-- EXERCISE DETAILS --
Report only the number of lines holding "bootstrap".

(Data items)
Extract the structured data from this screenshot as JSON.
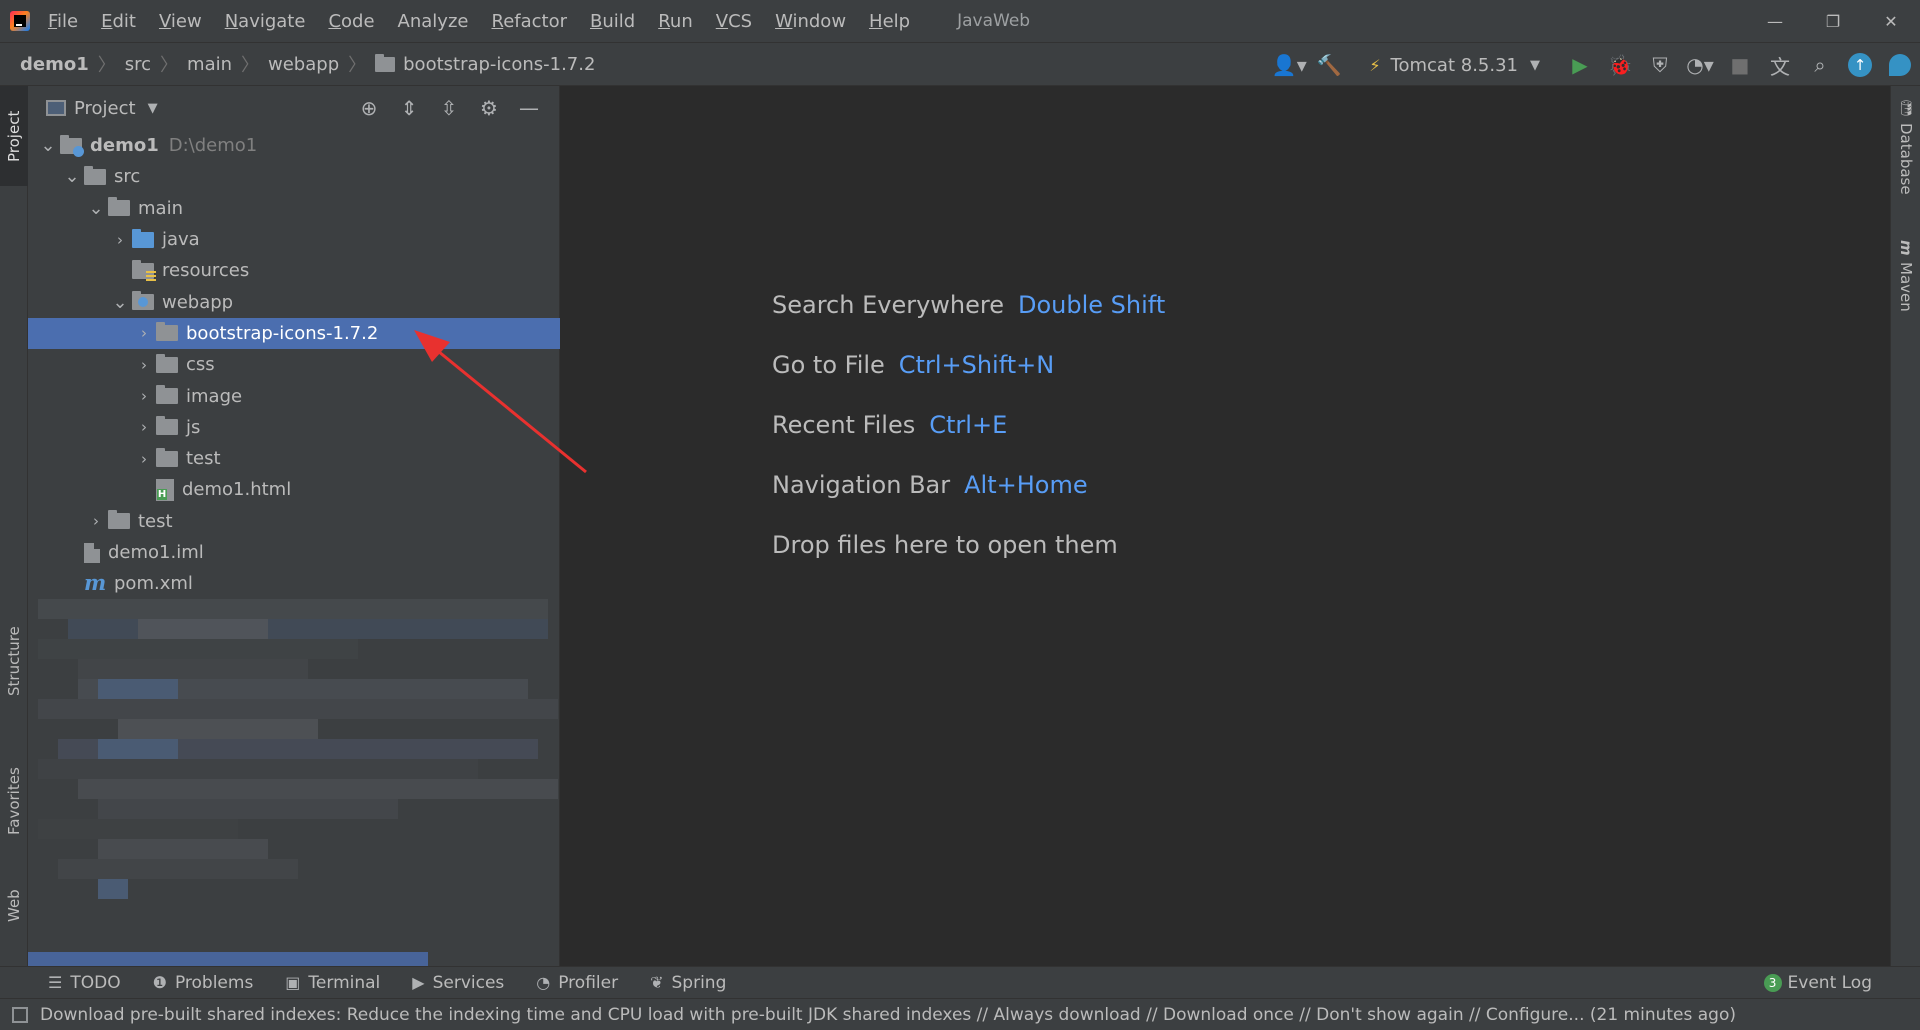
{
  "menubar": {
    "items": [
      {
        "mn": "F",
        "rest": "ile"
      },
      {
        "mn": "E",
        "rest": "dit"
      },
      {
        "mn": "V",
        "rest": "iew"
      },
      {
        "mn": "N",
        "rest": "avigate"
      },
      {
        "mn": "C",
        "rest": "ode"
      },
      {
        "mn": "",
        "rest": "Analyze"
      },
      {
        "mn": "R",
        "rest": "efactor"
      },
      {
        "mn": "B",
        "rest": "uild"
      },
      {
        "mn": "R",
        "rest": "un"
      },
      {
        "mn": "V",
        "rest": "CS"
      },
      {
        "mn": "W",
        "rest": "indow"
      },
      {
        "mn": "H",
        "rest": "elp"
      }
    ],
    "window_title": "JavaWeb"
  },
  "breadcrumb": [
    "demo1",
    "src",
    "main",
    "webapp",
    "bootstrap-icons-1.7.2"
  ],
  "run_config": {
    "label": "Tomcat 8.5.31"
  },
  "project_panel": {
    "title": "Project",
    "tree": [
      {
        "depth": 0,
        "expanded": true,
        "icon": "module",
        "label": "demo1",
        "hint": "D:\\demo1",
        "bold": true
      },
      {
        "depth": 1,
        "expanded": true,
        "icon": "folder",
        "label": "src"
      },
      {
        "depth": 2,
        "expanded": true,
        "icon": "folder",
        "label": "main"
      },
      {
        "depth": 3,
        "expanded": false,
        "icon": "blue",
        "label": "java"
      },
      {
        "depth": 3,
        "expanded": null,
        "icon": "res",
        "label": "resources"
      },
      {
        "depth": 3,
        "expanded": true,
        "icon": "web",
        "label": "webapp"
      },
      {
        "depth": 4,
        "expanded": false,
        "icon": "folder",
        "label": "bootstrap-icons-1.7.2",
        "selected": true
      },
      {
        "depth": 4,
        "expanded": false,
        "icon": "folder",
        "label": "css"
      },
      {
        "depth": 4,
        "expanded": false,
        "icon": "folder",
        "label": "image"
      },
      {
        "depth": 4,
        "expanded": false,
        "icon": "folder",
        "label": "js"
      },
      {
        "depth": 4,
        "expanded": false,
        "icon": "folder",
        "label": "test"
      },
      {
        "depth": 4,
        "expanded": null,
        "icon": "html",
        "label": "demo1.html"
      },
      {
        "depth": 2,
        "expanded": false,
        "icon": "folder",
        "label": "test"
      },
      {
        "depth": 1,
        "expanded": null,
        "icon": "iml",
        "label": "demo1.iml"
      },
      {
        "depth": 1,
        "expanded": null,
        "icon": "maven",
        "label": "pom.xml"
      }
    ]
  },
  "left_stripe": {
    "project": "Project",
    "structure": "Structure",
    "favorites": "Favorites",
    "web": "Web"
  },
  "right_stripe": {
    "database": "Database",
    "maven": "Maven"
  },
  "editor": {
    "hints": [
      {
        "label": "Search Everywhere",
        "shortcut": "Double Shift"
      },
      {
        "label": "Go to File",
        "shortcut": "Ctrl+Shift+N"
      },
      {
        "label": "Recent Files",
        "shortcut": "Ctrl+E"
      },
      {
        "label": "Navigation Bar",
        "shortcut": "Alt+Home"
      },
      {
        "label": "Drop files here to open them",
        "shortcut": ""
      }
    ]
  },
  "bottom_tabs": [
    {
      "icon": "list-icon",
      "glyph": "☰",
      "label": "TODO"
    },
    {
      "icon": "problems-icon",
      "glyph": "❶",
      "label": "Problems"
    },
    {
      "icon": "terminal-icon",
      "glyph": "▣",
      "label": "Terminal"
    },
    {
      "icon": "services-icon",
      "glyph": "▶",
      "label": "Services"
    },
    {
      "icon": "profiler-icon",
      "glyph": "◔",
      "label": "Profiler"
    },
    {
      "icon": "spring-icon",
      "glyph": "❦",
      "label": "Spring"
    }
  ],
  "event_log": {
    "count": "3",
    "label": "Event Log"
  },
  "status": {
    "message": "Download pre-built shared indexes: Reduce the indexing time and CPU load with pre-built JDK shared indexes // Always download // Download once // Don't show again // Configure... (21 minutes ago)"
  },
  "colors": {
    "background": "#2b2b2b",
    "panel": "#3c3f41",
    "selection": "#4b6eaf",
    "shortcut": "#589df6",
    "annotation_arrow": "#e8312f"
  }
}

--

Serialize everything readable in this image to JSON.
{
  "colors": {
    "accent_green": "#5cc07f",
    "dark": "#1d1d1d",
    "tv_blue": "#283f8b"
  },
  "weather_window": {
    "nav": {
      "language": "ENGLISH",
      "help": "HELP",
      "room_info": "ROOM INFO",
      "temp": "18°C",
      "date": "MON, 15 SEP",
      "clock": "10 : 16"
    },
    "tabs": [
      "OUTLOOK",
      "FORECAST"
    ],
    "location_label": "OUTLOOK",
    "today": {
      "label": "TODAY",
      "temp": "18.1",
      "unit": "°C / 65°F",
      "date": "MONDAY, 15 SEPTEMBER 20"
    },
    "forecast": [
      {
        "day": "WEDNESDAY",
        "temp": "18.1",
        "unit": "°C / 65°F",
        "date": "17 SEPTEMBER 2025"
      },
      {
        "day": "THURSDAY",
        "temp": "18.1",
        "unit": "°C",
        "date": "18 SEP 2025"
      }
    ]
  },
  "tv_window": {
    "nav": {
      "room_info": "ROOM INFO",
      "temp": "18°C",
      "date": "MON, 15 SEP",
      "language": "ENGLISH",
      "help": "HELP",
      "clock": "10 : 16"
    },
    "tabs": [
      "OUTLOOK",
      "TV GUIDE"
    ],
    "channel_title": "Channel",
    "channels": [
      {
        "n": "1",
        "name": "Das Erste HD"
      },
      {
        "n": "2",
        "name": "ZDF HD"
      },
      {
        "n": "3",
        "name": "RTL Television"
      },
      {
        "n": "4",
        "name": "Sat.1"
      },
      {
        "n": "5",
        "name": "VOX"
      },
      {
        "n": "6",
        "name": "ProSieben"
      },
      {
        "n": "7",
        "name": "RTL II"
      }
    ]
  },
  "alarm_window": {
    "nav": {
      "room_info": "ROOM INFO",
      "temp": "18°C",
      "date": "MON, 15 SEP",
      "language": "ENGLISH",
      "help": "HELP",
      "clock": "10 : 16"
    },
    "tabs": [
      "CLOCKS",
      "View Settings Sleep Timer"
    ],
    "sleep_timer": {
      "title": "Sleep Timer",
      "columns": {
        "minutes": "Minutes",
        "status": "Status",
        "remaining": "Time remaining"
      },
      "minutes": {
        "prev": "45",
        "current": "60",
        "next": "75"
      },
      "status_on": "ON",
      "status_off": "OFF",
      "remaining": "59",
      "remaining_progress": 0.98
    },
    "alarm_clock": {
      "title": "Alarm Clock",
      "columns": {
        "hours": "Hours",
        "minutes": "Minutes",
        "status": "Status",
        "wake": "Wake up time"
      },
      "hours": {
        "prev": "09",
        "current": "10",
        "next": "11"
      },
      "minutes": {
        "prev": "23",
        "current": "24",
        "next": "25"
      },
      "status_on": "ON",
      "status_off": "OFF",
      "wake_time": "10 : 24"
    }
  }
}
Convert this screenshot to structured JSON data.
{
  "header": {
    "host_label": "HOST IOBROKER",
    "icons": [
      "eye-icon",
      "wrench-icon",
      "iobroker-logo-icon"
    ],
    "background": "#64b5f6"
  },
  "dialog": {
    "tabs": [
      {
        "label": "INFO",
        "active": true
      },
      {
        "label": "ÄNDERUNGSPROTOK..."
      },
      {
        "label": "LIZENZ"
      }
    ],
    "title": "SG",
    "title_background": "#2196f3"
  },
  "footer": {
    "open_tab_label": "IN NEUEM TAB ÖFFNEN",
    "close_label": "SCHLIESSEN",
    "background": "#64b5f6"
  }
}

-- PROBLEM SOLUTION --
2